__Given problem__
Go through the listing and pick out each line with the word "referências" in it.

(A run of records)
□ □ □ □ □ □ □

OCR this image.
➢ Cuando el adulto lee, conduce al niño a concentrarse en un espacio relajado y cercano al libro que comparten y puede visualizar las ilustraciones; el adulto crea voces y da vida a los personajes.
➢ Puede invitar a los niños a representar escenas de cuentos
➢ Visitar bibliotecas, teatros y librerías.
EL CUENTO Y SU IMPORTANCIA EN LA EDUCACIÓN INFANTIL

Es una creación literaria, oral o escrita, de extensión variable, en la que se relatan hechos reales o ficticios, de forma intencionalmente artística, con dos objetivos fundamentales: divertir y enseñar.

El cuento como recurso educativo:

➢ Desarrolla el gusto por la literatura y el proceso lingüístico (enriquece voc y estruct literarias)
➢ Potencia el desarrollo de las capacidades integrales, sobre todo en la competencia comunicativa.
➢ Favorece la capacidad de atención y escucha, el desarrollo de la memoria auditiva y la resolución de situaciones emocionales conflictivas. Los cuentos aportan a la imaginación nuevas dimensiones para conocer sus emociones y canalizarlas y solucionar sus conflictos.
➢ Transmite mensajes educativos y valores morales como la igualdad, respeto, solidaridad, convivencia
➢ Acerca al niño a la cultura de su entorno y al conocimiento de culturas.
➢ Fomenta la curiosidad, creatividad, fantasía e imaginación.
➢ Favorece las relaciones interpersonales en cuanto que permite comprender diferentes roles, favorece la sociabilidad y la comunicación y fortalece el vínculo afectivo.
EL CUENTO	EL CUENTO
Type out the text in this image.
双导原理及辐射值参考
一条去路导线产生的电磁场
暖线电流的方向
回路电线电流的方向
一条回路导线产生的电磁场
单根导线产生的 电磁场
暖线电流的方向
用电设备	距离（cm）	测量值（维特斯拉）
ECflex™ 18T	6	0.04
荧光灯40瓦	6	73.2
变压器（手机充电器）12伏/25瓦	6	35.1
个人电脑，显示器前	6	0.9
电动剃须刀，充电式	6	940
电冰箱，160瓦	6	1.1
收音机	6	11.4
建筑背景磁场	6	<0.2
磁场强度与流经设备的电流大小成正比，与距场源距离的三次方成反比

□ □ □ □ □ □ □

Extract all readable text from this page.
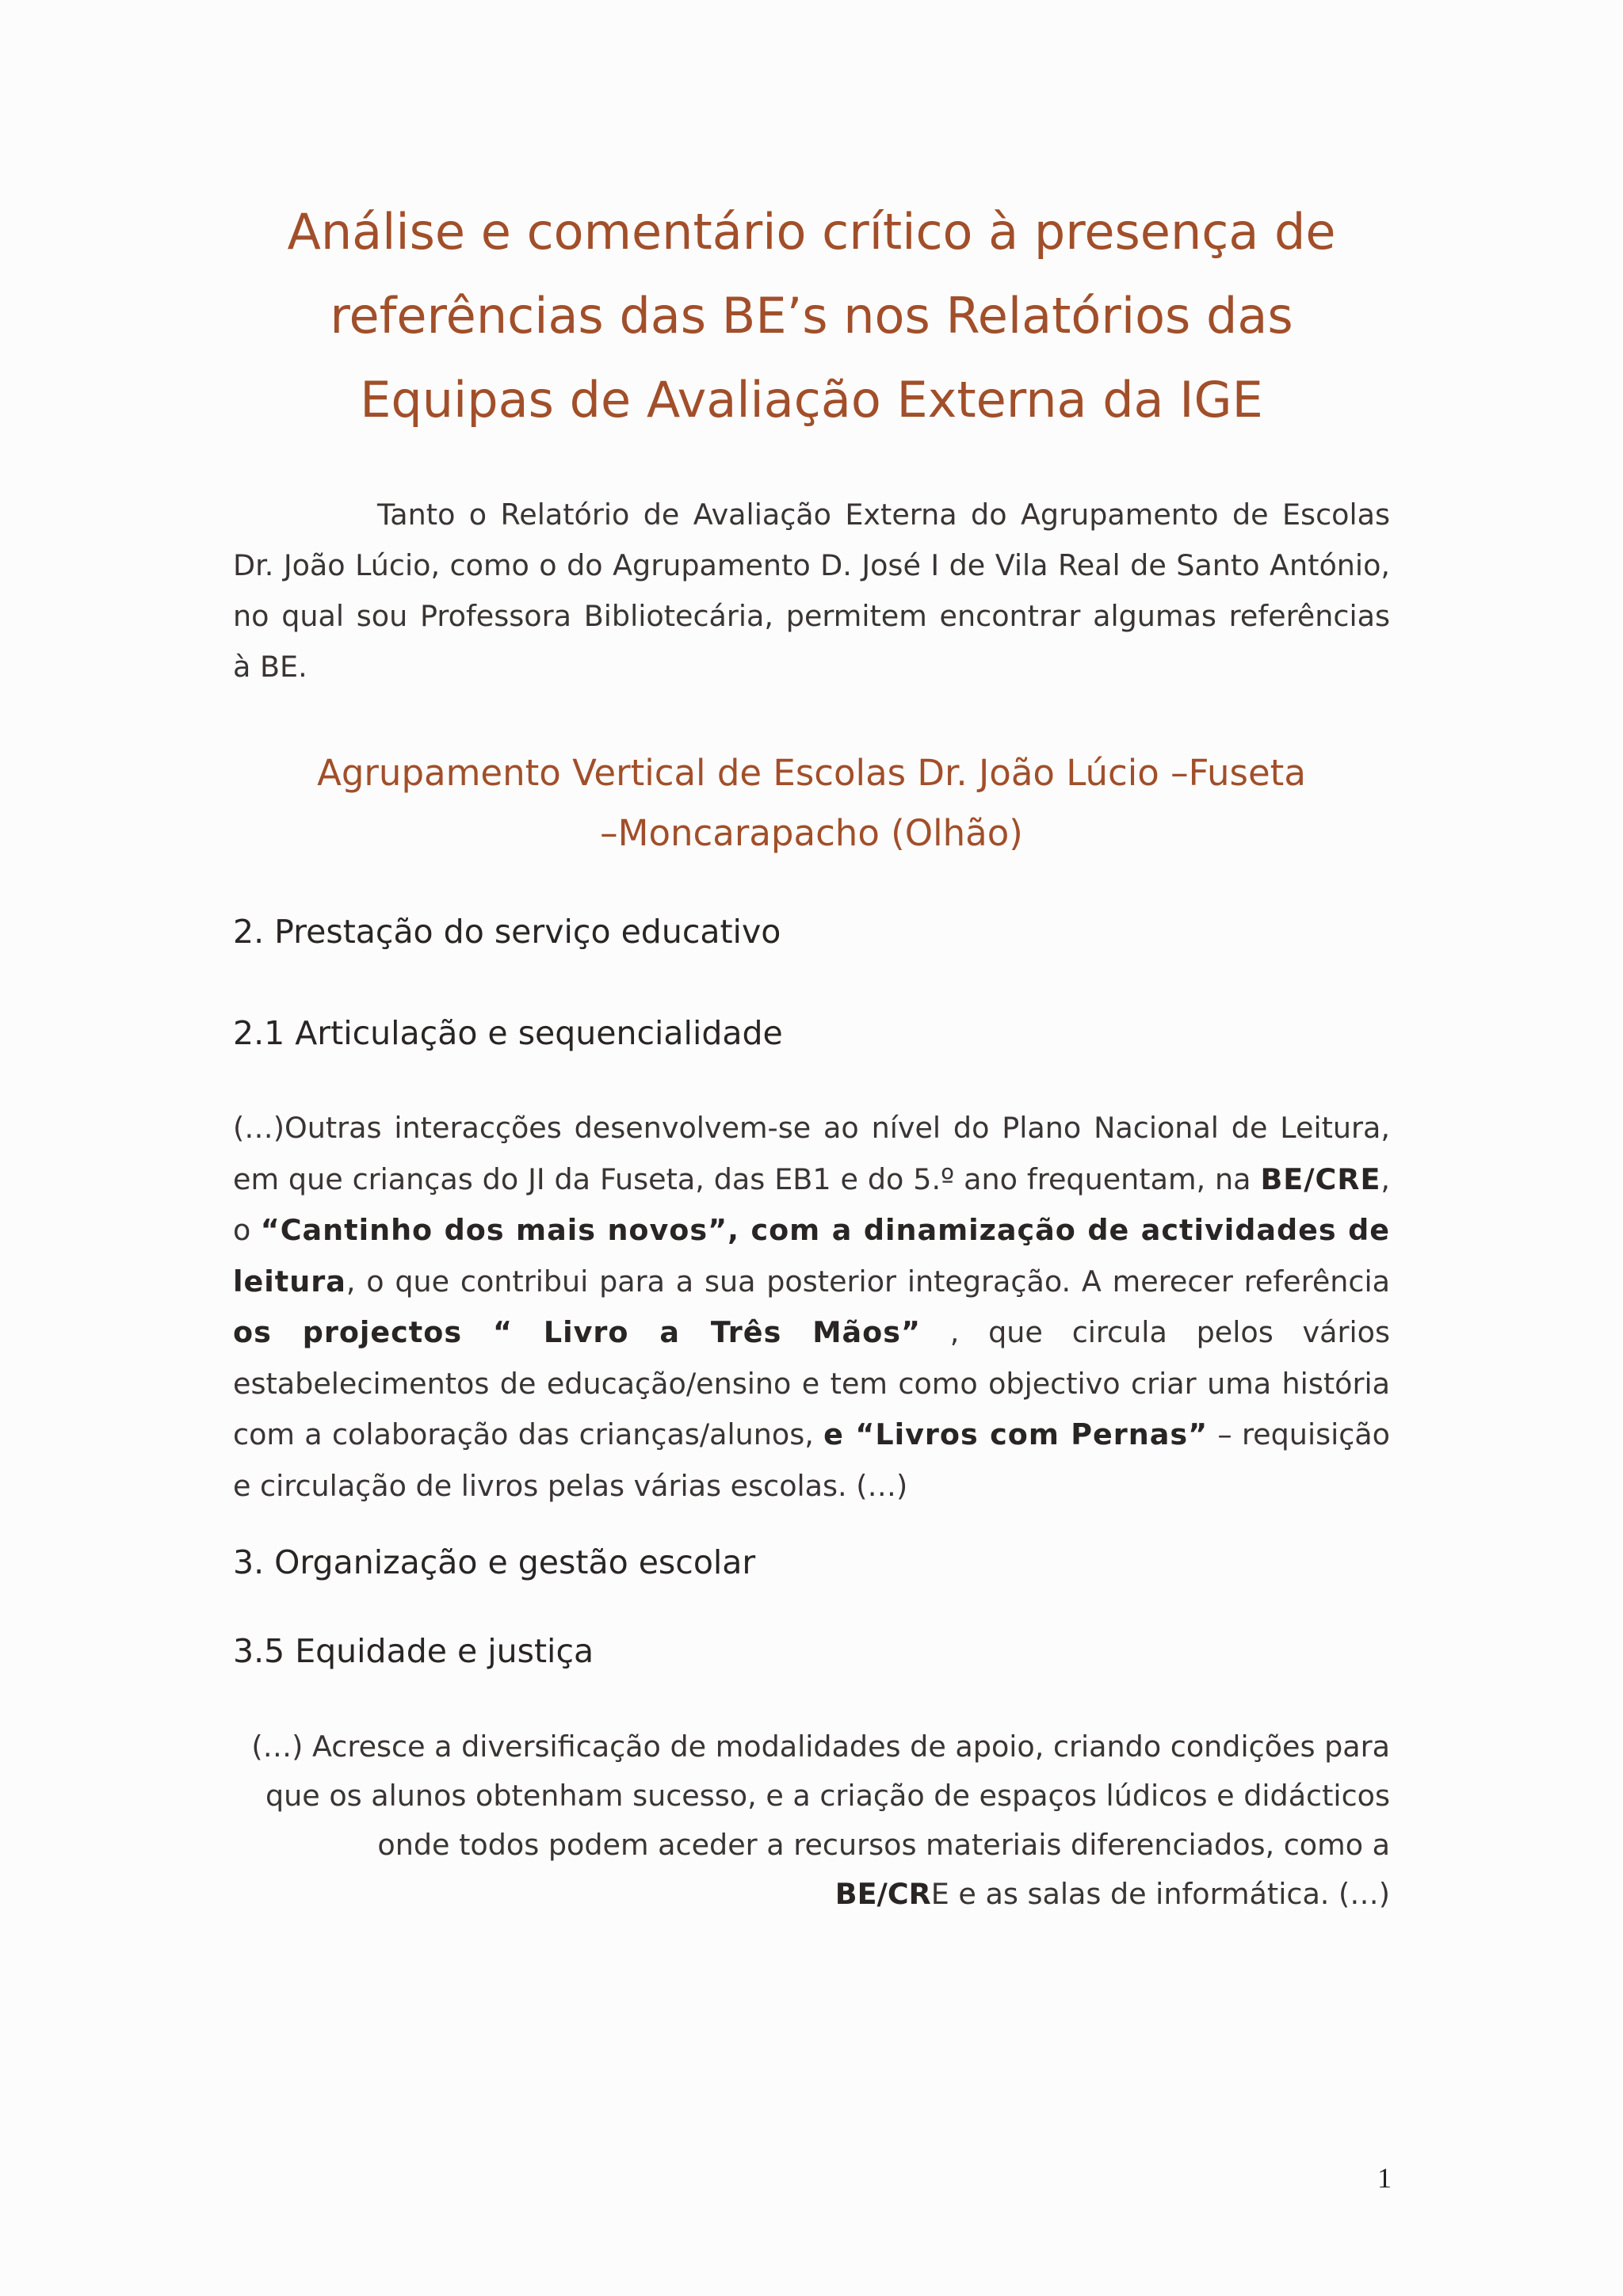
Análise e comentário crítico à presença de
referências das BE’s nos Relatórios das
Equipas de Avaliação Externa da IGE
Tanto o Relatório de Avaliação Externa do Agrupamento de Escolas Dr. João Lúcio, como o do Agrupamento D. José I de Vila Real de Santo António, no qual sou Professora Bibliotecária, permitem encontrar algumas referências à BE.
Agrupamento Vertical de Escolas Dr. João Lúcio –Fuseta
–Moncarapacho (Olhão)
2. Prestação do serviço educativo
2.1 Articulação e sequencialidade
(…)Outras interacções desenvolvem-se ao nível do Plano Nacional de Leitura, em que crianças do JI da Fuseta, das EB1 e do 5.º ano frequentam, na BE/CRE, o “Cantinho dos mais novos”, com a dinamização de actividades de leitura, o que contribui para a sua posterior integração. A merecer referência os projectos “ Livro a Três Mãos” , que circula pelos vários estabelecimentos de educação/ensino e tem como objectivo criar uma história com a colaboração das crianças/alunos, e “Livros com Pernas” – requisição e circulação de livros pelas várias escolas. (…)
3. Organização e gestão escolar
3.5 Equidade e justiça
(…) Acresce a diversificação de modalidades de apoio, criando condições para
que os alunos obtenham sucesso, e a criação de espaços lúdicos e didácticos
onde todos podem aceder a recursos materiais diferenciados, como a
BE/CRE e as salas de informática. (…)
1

□ □ □ □ □ □ □

__Response__
referências das BE’s nos Relatórios das
Tanto o Relatório de Avaliação Externa do Agrupamento de Escolas Dr. João Lúcio, como o do Agrupamento D. José I de Vila Real de Santo António, no qual sou Professora Bibliotecária, permitem encontrar algumas referências à BE.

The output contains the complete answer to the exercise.